• **PROBLEM**
Print the full listing exactly.

• **DATA RECORDS**
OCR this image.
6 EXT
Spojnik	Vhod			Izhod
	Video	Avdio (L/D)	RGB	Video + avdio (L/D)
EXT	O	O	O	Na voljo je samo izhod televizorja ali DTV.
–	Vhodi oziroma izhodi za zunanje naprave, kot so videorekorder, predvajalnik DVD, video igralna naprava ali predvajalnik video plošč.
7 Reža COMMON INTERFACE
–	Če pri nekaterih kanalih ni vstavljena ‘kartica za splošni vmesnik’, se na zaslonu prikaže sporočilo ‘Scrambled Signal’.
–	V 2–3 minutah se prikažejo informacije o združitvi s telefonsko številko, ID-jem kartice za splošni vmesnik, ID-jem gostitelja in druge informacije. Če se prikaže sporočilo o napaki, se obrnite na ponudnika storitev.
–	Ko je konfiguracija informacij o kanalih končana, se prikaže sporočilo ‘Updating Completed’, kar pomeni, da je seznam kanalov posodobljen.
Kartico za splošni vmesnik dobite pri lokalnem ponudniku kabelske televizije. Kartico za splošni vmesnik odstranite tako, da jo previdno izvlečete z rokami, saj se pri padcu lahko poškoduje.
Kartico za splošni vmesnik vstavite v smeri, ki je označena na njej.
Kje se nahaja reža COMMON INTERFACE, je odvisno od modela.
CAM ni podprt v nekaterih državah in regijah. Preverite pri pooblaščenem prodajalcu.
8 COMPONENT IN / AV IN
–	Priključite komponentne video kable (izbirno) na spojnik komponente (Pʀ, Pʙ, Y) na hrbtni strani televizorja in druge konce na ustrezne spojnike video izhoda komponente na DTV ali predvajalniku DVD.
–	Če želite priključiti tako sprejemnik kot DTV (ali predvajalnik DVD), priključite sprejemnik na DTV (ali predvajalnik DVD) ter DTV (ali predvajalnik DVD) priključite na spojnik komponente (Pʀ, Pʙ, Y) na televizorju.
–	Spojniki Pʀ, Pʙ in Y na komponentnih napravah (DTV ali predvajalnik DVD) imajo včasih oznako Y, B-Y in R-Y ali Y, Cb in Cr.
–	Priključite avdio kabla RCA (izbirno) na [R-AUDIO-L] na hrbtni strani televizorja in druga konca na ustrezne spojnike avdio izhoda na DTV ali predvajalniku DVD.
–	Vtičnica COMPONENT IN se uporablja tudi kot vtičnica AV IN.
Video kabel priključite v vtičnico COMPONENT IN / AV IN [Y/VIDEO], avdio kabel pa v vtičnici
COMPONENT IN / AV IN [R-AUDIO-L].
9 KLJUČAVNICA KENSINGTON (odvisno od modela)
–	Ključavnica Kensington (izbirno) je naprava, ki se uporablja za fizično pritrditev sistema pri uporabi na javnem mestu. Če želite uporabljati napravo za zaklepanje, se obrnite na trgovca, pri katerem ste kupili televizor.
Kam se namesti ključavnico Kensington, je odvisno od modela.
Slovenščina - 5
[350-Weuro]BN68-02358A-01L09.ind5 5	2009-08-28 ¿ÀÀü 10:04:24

• **RESULT FOR THIS TASK**
OCR this image.
6 EXT
Spojnik	Vhod			Izhod
	Video	Avdio (L/D)	RGB	Video + avdio (L/D)
EXT	O	O	O	Na voljo je samo izhod televizorja ali DTV.
–	Vhodi oziroma izhodi za zunanje naprave, kot so videorekorder, predvajalnik DVD, video igralna naprava ali predvajalnik video plošč.
7 Reža COMMON INTERFACE
–	Če pri nekaterih kanalih ni vstavljena ‘kartica za splošni vmesnik’, se na zaslonu prikaže sporočilo ‘Scrambled Signal’.
–	V 2–3 minutah se prikažejo informacije o združitvi s telefonsko številko, ID-jem kartice za splošni vmesnik, ID-jem gostitelja in druge informacije. Če se prikaže sporočilo o napaki, se obrnite na ponudnika storitev.
–	Ko je konfiguracija informacij o kanalih končana, se prikaže sporočilo ‘Updating Completed’, kar pomeni, da je seznam kanalov posodobljen.
Kartico za splošni vmesnik dobite pri lokalnem ponudniku kabelske televizije. Kartico za splošni vmesnik odstranite tako, da jo previdno izvlečete z rokami, saj se pri padcu lahko poškoduje.
Kartico za splošni vmesnik vstavite v smeri, ki je označena na njej.
Kje se nahaja reža COMMON INTERFACE, je odvisno od modela.
CAM ni podprt v nekaterih državah in regijah. Preverite pri pooblaščenem prodajalcu.
8 COMPONENT IN / AV IN
–	Priključite komponentne video kable (izbirno) na spojnik komponente (Pʀ, Pʙ, Y) na hrbtni strani televizorja in druge konce na ustrezne spojnike video izhoda komponente na DTV ali predvajalniku DVD.
–	Če želite priključiti tako sprejemnik kot DTV (ali predvajalnik DVD), priključite sprejemnik na DTV (ali predvajalnik DVD) ter DTV (ali predvajalnik DVD) priključite na spojnik komponente (Pʀ, Pʙ, Y) na televizorju.
–	Spojniki Pʀ, Pʙ in Y na komponentnih napravah (DTV ali predvajalnik DVD) imajo včasih oznako Y, B-Y in R-Y ali Y, Cb in Cr.
–	Priključite avdio kabla RCA (izbirno) na [R-AUDIO-L] na hrbtni strani televizorja in druga konca na ustrezne spojnike avdio izhoda na DTV ali predvajalniku DVD.
–	Vtičnica COMPONENT IN se uporablja tudi kot vtičnica AV IN.
Video kabel priključite v vtičnico COMPONENT IN / AV IN [Y/VIDEO], avdio kabel pa v vtičnici
COMPONENT IN / AV IN [R-AUDIO-L].
9 KLJUČAVNICA KENSINGTON (odvisno od modela)
–	Ključavnica Kensington (izbirno) je naprava, ki se uporablja za fizično pritrditev sistema pri uporabi na javnem mestu. Če želite uporabljati napravo za zaklepanje, se obrnite na trgovca, pri katerem ste kupili televizor.
Kam se namesti ključavnico Kensington, je odvisno od modela.
Slovenščina - 5
[350-Weuro]BN68-02358A-01L09.ind5 5	2009-08-28 ¿ÀÀü 10:04:24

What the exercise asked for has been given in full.